STATED PROBLEM:
Take every line from the material that has the word "this" in it.

(Entries taken from a collection)
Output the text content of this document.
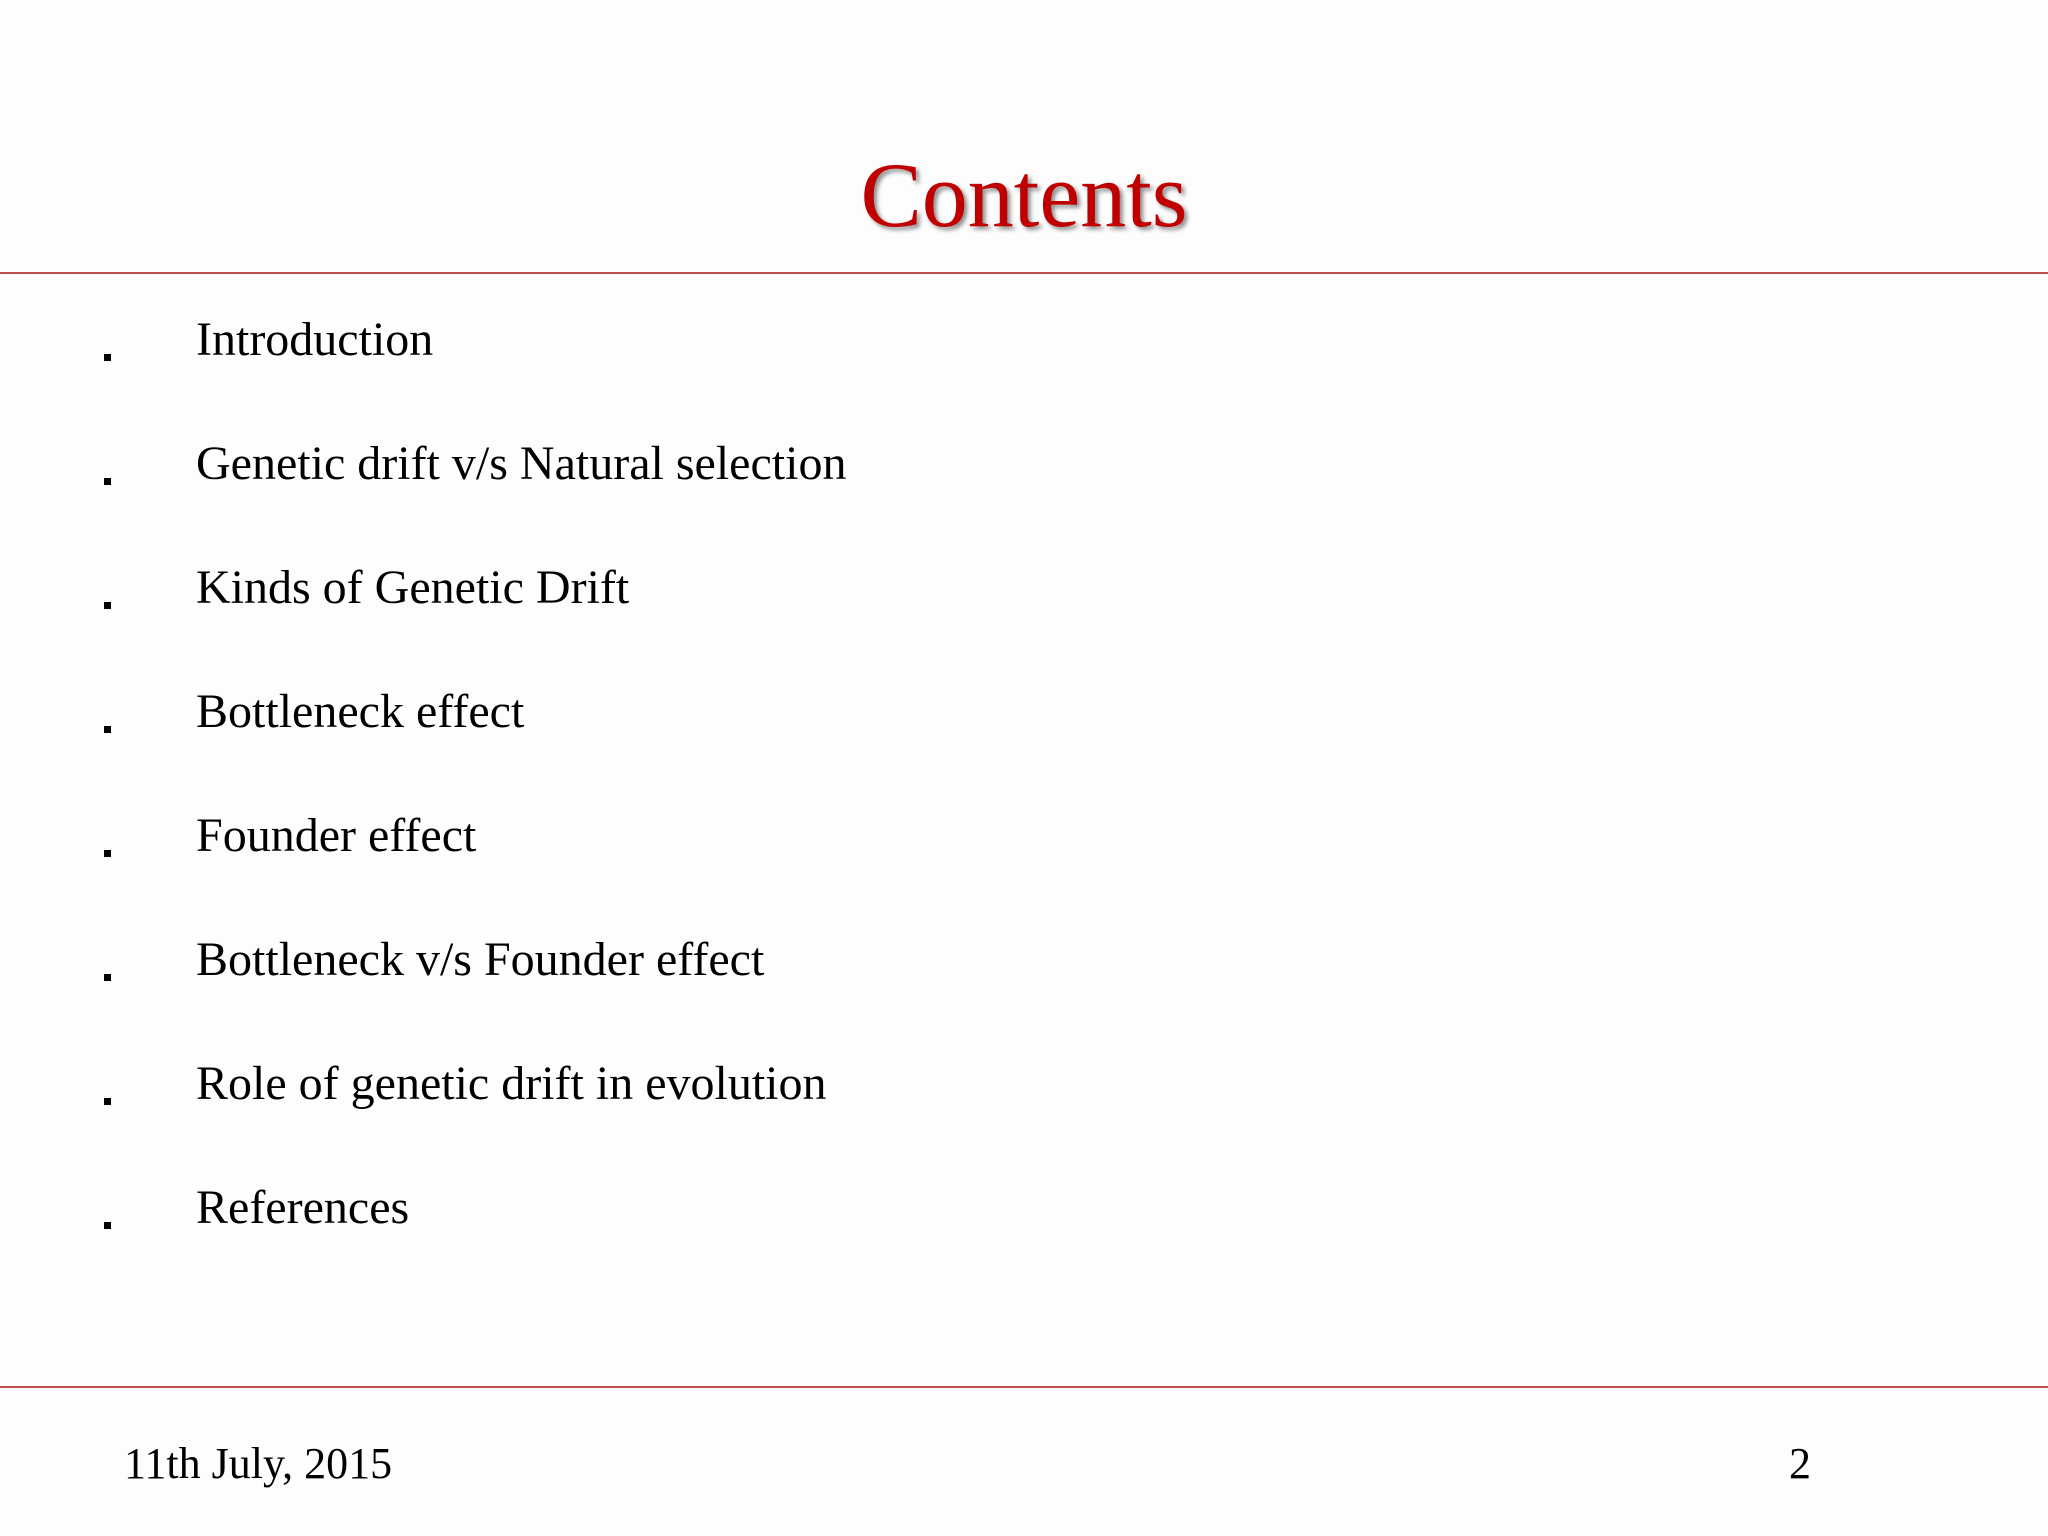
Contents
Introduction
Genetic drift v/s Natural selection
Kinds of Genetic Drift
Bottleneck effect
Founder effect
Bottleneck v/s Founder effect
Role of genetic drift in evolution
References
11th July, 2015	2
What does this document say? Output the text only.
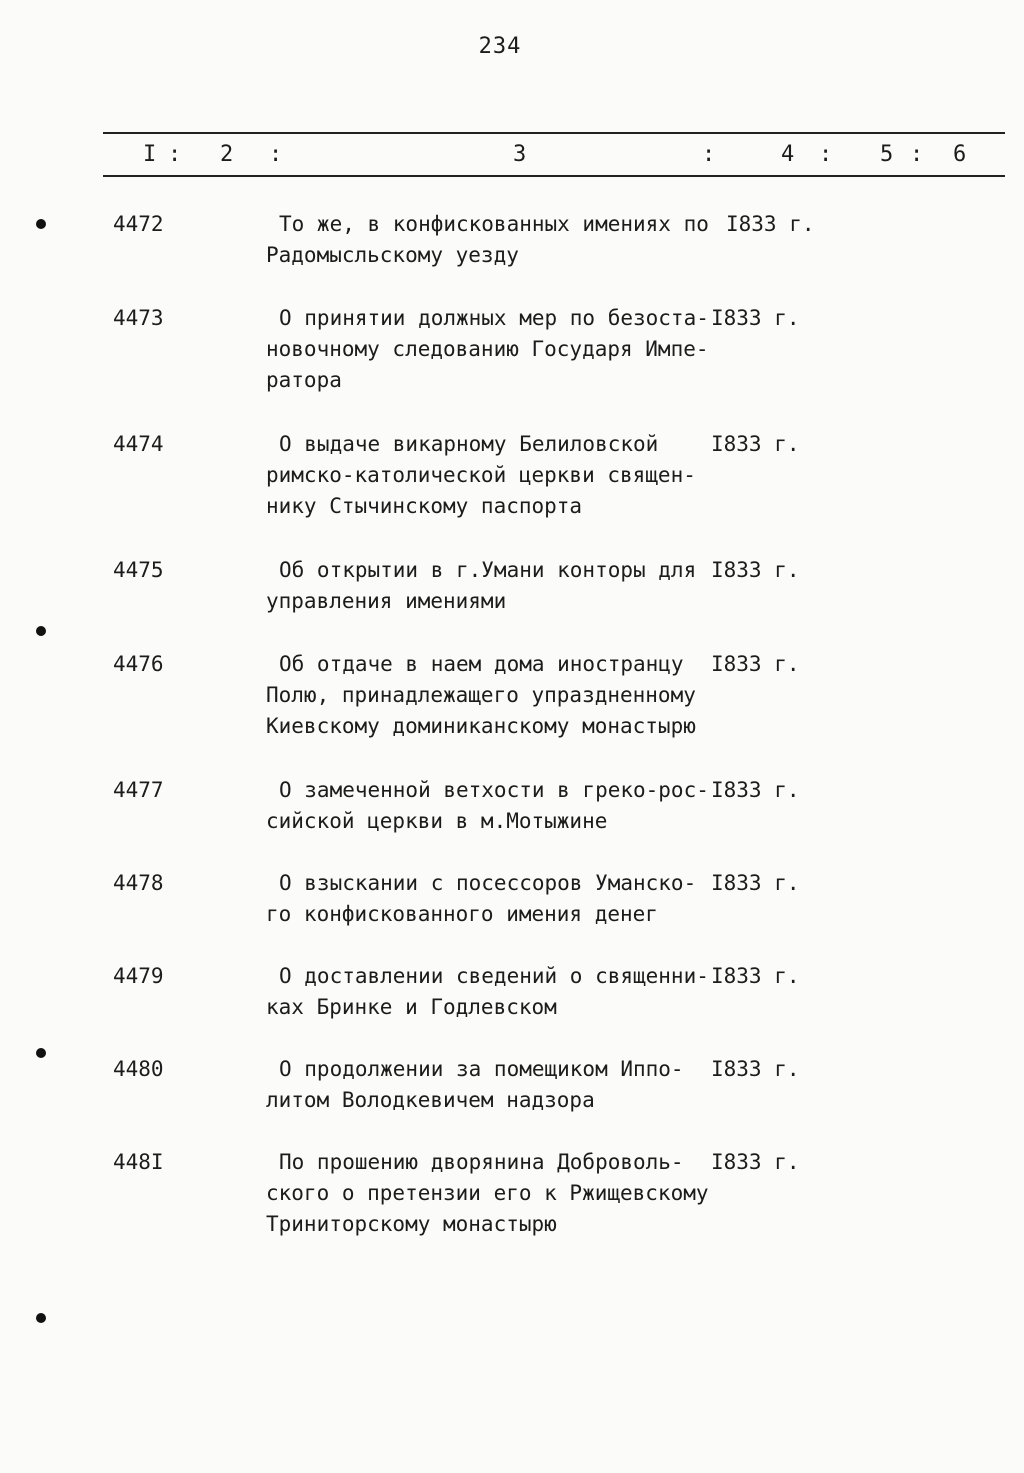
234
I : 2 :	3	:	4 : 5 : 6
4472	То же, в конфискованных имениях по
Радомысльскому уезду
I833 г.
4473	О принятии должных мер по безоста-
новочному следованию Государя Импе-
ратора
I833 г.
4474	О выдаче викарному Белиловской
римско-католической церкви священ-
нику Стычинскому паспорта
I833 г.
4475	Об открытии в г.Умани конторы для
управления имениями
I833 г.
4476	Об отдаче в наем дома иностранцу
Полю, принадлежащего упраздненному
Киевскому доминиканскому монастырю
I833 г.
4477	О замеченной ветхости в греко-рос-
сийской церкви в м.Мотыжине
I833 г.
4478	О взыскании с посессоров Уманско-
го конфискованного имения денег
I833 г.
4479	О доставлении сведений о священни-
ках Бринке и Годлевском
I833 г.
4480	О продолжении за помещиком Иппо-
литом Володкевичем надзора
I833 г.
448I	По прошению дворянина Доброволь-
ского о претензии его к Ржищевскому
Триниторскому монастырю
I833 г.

...

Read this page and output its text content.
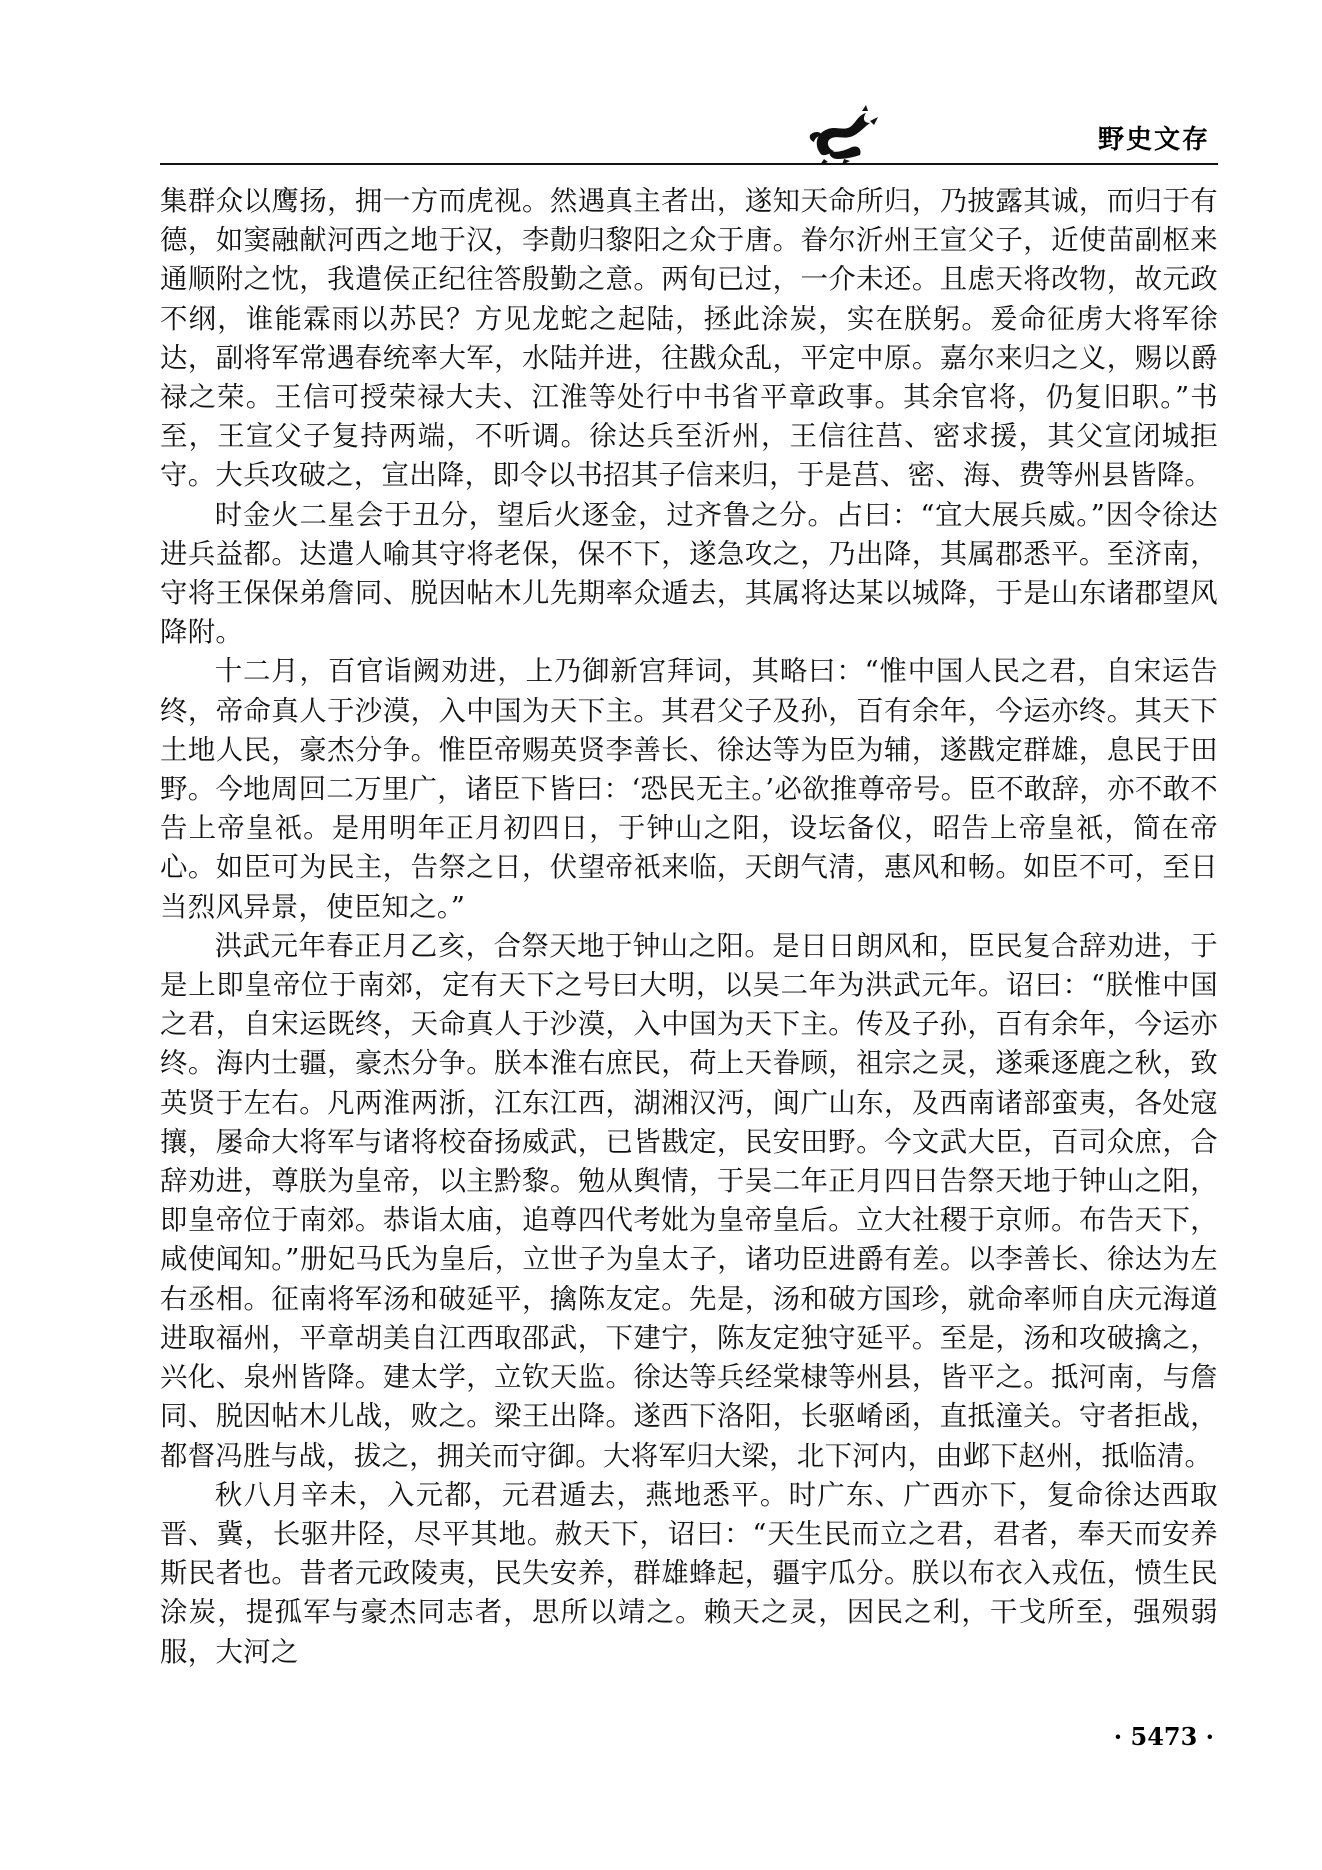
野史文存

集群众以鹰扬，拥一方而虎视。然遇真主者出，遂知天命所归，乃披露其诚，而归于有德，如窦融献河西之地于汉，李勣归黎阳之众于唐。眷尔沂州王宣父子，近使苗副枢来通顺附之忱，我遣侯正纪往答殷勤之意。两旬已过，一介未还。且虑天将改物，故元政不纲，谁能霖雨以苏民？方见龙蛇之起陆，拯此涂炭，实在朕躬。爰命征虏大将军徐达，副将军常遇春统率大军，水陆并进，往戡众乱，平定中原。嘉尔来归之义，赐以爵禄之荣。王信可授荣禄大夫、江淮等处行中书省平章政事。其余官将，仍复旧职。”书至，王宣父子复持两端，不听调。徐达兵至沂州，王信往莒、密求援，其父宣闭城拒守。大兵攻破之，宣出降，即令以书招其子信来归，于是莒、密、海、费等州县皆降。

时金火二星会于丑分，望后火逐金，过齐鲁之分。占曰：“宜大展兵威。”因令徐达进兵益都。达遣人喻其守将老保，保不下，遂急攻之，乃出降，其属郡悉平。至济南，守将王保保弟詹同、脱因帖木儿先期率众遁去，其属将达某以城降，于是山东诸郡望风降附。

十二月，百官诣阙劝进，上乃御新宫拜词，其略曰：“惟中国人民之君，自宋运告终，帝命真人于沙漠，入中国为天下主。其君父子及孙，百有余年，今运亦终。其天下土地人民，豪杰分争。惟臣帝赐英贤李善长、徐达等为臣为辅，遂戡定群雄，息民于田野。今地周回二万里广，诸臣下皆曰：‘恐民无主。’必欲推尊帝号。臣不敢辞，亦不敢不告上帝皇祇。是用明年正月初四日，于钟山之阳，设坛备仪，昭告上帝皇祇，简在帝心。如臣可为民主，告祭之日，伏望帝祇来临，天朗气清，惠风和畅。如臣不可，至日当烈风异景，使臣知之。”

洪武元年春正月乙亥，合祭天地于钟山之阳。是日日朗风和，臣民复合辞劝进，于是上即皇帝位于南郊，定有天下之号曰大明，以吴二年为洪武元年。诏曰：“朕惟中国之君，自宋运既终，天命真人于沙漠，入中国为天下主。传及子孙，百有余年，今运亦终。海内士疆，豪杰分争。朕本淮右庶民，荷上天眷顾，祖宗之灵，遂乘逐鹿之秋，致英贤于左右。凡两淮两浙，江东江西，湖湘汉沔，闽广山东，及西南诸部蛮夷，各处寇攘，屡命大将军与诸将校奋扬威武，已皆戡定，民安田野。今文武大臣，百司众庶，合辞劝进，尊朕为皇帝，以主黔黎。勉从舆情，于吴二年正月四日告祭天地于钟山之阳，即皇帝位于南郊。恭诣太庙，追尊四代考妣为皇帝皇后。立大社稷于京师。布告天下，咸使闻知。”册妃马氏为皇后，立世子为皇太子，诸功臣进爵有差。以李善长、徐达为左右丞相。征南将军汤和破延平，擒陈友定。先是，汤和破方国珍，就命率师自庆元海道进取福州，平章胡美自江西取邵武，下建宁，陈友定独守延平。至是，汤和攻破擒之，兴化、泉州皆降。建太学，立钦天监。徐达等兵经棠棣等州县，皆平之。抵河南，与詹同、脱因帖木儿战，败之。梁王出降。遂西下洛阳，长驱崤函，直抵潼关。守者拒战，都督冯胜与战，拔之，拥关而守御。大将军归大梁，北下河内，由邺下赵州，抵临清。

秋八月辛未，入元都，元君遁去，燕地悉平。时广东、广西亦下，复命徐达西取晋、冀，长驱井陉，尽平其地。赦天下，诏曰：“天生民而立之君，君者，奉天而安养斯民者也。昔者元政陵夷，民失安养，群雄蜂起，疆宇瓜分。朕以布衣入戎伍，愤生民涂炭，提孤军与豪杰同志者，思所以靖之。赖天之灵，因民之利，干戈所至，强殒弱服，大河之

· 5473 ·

RIGHT ANSWER:
Output the text content of this document.
What does this document say? Output the text only.
Read this page and output its text content.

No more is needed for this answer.